Assigned task: As you look over the data below, please find each line where the word "Delayed" appears, then copy it.
***** Data supplied
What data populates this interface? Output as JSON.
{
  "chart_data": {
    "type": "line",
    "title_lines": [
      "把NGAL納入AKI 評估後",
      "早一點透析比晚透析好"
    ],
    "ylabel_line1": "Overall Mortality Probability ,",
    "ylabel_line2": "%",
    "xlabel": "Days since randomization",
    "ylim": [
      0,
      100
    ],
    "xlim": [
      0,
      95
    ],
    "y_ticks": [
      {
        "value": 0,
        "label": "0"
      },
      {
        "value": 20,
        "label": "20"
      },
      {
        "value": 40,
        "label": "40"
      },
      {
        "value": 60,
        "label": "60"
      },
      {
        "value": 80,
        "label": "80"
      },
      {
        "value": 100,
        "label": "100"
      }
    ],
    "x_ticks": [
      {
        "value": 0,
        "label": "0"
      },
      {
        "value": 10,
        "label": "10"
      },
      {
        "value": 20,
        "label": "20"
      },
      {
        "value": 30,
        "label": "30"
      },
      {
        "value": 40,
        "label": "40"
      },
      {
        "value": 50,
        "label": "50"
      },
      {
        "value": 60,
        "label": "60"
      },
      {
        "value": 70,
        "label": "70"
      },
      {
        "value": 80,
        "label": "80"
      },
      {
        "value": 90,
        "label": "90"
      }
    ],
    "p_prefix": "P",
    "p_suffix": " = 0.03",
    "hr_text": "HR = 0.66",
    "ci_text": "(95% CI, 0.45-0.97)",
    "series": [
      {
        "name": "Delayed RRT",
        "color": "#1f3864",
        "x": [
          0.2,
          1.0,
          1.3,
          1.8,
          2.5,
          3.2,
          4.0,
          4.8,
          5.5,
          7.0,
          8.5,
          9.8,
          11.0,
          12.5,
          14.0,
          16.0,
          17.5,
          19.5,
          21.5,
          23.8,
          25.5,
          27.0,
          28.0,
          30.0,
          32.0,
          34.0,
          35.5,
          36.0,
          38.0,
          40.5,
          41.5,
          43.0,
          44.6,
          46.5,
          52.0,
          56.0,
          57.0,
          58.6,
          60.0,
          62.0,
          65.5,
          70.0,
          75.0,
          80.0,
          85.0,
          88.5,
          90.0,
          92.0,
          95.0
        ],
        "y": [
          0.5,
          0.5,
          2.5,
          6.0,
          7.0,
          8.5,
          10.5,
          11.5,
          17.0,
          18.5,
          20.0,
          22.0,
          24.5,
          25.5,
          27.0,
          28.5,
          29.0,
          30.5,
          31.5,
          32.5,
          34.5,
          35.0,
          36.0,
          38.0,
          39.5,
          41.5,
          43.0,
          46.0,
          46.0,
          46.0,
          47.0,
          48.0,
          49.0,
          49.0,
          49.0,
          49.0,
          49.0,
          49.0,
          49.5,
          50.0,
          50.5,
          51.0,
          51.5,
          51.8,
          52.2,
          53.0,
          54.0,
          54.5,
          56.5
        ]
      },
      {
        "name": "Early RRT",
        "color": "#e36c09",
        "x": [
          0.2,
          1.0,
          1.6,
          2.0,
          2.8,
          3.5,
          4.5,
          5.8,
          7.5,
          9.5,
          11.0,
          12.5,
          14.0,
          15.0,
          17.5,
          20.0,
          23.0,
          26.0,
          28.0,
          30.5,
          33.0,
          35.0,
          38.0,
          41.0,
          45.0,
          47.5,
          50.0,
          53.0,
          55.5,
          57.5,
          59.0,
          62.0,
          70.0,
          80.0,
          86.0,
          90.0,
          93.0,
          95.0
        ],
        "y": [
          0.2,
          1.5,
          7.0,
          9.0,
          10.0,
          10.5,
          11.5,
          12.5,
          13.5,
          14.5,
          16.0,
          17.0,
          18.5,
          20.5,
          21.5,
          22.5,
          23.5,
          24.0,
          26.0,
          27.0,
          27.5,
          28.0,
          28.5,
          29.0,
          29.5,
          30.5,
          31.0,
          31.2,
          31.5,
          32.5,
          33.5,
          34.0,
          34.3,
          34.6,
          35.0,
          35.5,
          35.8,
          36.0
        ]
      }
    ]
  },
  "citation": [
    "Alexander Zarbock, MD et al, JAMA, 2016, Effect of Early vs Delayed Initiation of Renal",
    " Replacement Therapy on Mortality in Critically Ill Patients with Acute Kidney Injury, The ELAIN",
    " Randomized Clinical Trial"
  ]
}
**********
Answer:
        "name": "Delayed RRT",
    "Alexander Zarbock, MD et al, JAMA, 2016, Effect of Early vs Delayed Initiation of Renal",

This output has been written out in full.